Search the records for the word "heading" and report each line that has it.

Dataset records
* * *
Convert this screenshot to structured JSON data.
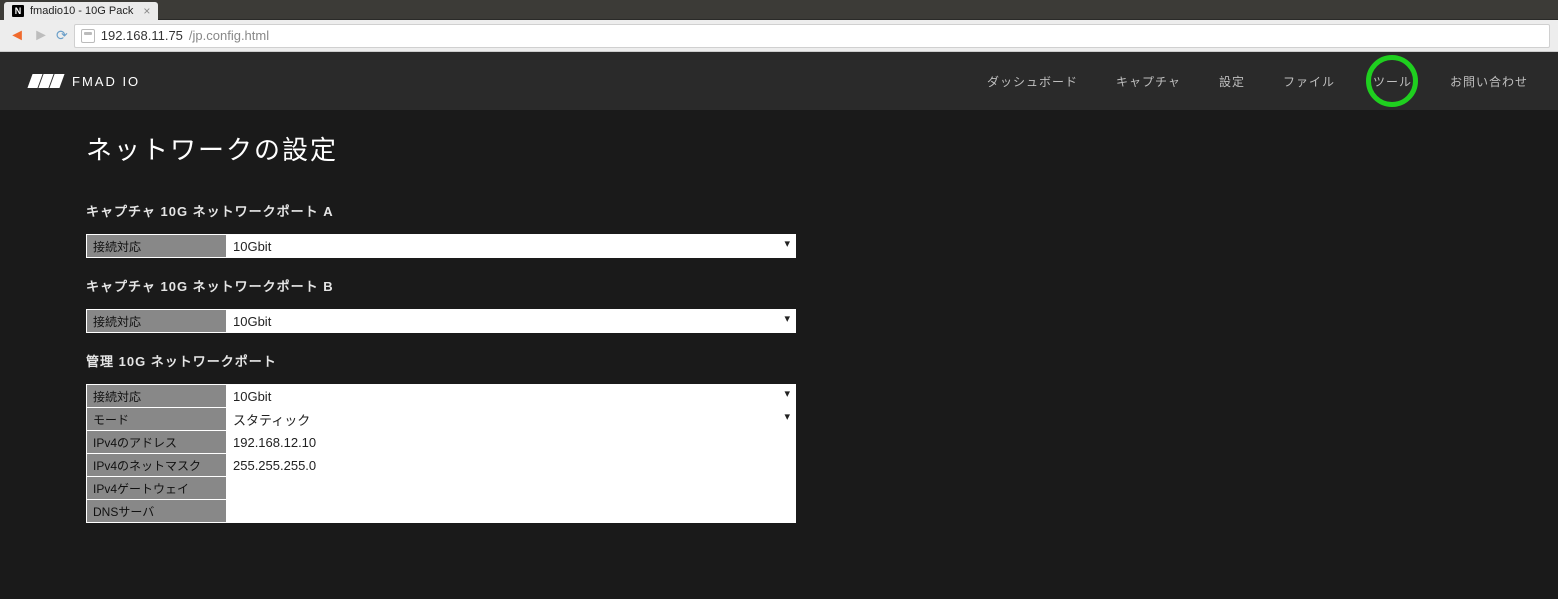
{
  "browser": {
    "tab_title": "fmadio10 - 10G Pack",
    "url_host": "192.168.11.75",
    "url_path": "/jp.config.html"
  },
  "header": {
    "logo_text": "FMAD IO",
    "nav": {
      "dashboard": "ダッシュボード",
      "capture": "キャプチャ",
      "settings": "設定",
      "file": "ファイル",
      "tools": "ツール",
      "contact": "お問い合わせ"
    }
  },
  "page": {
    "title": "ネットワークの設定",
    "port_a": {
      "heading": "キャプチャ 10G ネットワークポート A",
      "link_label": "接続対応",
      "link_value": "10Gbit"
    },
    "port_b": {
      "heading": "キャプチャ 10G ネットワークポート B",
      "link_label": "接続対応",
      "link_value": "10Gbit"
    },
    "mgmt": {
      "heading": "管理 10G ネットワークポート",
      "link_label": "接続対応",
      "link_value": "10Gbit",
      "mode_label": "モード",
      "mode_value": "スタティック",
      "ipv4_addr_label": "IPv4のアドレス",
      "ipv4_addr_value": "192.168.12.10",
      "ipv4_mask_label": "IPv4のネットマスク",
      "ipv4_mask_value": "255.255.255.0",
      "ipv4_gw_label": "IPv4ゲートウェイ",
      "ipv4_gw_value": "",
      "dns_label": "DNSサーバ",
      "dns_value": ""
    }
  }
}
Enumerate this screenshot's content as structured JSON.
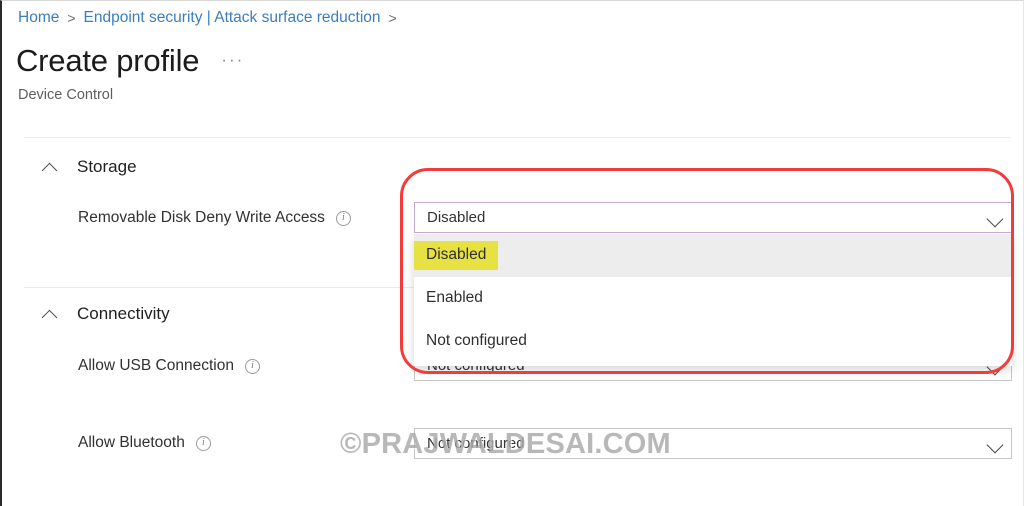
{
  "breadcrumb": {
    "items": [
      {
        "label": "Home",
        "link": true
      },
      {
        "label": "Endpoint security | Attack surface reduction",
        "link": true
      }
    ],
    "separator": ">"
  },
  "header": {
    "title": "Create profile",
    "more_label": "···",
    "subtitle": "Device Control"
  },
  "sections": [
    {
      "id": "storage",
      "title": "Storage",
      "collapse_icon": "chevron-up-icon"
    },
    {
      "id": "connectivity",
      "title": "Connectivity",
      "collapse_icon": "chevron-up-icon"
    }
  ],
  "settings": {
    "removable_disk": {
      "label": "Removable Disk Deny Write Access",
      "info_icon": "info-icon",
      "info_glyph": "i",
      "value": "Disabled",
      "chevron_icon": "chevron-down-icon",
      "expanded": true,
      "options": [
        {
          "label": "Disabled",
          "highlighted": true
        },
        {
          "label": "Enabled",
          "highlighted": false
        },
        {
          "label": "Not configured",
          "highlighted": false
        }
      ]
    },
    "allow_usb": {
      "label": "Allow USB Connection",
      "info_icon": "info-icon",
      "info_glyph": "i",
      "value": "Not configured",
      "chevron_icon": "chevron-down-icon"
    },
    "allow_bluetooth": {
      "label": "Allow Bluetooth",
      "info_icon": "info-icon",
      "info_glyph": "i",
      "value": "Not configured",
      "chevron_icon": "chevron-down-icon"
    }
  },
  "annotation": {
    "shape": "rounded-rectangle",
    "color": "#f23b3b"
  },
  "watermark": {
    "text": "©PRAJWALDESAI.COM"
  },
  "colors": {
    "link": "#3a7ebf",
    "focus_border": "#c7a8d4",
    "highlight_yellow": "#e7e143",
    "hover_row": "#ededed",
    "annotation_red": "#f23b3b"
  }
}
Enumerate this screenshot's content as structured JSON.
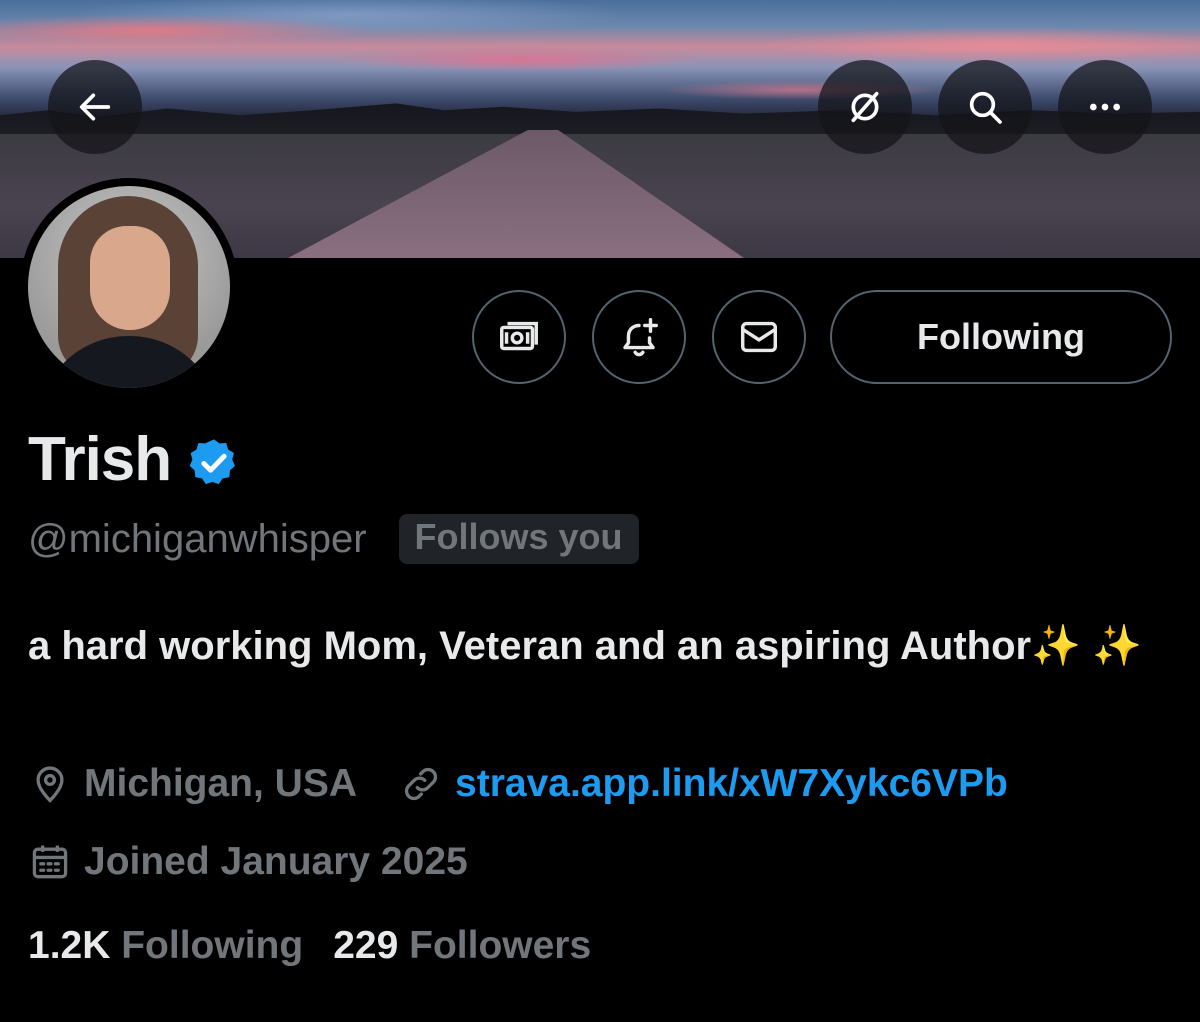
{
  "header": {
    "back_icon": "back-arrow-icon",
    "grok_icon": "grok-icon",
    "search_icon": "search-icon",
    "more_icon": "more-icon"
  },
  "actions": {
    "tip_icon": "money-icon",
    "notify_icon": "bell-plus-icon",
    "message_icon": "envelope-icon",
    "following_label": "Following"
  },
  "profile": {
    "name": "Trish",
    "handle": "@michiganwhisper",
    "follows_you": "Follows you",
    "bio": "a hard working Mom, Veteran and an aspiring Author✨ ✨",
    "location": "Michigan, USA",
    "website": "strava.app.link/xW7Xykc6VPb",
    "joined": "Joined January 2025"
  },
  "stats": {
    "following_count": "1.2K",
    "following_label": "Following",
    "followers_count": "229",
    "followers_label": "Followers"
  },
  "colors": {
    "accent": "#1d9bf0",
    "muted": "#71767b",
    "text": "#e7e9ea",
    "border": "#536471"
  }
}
* * *
§ **RESPONSE**
      "heading": "キャプチャ 10G ネットワークポート A",
      "heading": "キャプチャ 10G ネットワークポート B",
      "heading": "管理 10G ネットワークポート",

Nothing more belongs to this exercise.